Aim of the exercise: Please copy out the material below, beginning at its first line and continuing through the line that contains "36, 59, 62]", with both of those lines included.

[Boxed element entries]
— Start —
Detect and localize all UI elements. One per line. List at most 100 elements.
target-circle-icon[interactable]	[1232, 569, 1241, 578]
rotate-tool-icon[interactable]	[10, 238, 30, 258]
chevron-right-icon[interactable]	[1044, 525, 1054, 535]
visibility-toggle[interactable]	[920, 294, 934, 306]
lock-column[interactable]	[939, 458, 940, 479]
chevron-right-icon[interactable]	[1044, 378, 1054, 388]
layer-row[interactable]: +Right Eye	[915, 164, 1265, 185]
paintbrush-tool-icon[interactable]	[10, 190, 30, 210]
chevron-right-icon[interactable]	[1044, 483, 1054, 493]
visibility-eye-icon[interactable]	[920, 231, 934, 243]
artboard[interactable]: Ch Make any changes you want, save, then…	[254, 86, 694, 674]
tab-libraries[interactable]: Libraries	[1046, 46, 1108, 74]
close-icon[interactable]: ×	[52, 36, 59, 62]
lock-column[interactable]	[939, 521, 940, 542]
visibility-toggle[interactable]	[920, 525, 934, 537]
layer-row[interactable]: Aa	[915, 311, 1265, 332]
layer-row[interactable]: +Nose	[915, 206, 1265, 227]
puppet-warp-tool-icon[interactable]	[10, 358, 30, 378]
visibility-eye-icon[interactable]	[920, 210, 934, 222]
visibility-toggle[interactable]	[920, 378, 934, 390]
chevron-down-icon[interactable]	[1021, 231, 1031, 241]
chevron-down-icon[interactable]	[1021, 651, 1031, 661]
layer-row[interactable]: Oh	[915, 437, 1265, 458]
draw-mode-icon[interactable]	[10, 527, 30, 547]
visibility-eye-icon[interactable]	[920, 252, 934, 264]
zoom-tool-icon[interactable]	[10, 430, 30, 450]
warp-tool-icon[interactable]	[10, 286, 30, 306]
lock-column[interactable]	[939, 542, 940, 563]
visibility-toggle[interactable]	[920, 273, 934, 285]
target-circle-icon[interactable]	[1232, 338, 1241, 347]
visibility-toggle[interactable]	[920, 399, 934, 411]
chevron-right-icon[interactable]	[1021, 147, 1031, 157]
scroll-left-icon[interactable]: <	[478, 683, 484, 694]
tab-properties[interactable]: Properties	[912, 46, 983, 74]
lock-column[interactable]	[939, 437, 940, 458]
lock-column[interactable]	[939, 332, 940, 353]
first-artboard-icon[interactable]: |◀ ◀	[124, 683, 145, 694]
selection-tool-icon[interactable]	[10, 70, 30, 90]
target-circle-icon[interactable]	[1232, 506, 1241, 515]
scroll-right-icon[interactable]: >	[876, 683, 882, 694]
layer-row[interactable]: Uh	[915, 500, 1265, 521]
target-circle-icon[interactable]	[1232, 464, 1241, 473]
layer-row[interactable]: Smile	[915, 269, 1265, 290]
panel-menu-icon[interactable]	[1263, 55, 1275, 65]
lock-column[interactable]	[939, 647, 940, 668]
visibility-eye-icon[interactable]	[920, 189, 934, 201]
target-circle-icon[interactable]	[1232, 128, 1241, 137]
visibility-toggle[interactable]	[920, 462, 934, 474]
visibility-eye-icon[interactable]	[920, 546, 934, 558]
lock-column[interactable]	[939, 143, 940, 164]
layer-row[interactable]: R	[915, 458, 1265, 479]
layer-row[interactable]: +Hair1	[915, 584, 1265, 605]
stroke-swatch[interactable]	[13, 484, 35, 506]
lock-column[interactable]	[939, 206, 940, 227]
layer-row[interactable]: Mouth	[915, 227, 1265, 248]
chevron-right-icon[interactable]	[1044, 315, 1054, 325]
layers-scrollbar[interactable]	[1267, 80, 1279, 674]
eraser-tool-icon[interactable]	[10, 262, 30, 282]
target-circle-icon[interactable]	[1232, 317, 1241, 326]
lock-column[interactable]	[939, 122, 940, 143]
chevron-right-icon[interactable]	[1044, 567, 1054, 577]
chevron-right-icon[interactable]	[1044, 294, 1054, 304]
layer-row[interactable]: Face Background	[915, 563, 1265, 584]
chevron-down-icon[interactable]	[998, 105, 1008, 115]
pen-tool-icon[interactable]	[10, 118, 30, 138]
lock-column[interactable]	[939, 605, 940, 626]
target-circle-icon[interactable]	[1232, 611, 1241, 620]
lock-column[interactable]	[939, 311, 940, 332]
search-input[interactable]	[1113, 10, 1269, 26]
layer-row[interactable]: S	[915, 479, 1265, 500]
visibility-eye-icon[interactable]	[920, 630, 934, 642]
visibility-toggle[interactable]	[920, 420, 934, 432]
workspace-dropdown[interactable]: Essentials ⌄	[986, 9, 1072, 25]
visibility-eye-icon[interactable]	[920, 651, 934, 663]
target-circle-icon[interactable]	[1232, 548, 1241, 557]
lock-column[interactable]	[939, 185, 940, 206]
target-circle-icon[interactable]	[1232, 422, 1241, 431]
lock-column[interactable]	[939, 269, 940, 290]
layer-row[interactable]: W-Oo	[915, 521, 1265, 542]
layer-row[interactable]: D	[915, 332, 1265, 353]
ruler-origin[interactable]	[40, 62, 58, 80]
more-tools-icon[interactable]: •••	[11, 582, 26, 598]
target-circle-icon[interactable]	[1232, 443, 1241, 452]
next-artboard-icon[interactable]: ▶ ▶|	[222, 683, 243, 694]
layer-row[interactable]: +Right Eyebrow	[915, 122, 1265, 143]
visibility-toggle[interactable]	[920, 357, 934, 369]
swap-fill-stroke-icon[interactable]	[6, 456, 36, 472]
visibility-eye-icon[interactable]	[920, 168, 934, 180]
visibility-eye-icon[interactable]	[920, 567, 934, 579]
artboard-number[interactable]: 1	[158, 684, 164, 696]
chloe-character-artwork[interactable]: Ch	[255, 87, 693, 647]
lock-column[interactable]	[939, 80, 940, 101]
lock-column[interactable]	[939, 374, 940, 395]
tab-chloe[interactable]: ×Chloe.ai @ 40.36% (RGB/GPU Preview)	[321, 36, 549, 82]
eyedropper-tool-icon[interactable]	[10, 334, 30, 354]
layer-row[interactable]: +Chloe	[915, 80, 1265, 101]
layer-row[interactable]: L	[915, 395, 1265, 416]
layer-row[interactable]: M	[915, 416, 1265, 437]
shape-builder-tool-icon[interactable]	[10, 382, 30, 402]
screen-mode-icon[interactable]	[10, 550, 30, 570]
— End —
Exercise response:
Detect and localize all UI elements. One per line. List at most 100 elements.
target-circle-icon[interactable]	[1232, 569, 1241, 578]
rotate-tool-icon[interactable]	[10, 238, 30, 258]
chevron-right-icon[interactable]	[1044, 525, 1054, 535]
visibility-toggle[interactable]	[920, 294, 934, 306]
lock-column[interactable]	[939, 458, 940, 479]
chevron-right-icon[interactable]	[1044, 378, 1054, 388]
layer-row[interactable]: +Right Eye	[915, 164, 1265, 185]
paintbrush-tool-icon[interactable]	[10, 190, 30, 210]
chevron-right-icon[interactable]	[1044, 483, 1054, 493]
visibility-eye-icon[interactable]	[920, 231, 934, 243]
artboard[interactable]: Ch Make any changes you want, save, then…	[254, 86, 694, 674]
tab-libraries[interactable]: Libraries	[1046, 46, 1108, 74]
close-icon[interactable]: ×	[52, 36, 59, 62]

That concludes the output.